• GIVEN DATA:
__________
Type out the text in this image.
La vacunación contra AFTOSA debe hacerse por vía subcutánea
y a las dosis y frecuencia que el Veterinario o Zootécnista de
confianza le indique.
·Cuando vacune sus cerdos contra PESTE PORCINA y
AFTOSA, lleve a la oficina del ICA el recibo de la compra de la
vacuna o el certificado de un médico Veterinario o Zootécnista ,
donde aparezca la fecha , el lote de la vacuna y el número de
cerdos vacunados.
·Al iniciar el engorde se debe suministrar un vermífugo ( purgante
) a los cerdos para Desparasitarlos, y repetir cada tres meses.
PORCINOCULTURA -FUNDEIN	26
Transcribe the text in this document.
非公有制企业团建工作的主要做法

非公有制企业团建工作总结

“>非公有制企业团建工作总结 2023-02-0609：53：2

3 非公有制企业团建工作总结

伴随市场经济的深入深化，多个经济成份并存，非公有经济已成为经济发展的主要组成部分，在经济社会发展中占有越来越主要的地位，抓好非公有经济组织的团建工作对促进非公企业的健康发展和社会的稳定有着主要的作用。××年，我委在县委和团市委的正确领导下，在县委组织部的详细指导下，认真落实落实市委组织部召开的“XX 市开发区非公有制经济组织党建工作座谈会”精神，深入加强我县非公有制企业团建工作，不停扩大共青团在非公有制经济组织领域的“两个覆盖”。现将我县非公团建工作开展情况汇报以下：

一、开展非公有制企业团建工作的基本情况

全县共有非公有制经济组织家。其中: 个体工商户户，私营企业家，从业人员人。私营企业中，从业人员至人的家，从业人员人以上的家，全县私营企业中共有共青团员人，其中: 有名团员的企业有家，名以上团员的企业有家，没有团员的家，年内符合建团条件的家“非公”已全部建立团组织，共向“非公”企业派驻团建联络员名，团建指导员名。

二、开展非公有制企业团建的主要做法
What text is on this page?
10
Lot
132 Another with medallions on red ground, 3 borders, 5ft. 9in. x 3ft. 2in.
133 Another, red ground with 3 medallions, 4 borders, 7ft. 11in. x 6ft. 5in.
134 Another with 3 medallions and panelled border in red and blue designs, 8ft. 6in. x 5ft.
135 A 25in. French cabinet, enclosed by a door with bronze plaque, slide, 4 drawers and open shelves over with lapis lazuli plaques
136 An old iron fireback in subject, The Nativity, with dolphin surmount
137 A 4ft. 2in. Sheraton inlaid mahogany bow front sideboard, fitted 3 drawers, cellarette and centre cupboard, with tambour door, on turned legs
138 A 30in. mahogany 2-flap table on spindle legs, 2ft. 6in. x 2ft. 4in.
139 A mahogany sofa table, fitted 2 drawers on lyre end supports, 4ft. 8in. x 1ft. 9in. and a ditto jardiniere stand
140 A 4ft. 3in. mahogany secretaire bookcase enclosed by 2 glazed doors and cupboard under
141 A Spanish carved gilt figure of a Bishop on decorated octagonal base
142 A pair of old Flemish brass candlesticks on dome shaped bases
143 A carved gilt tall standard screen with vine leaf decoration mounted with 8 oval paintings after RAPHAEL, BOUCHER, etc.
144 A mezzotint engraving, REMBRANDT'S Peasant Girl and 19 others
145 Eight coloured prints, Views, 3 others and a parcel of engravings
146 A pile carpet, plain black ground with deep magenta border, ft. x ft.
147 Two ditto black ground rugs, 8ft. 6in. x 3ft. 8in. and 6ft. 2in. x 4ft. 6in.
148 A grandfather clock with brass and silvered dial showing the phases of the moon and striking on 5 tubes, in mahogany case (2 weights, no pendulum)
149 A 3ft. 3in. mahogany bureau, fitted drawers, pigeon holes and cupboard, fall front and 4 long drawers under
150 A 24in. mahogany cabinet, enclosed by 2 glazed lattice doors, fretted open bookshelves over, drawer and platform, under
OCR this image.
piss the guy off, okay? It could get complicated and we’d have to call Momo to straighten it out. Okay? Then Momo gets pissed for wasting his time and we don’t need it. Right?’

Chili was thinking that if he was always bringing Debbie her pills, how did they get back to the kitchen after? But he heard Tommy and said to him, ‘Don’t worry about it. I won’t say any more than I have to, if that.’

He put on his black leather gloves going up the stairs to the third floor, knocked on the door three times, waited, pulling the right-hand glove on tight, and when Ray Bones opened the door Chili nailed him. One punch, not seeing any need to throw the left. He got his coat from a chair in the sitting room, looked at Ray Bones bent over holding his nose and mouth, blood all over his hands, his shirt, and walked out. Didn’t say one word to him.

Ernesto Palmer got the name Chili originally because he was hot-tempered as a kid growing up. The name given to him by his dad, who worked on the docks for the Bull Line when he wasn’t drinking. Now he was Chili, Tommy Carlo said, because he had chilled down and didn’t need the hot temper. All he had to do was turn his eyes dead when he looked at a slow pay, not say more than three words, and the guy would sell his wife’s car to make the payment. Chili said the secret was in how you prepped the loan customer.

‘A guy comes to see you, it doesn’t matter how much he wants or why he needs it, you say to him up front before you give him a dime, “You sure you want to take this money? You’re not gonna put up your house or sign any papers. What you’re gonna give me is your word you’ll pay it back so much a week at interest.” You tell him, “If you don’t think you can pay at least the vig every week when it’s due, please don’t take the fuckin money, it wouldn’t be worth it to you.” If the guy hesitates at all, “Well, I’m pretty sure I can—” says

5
__________
• WHAT YOU NEED TO DO:
How many lines in the records above contain the word "ditto"? Reply with the number and nothing more.

• WRITTEN SOLUTION:
2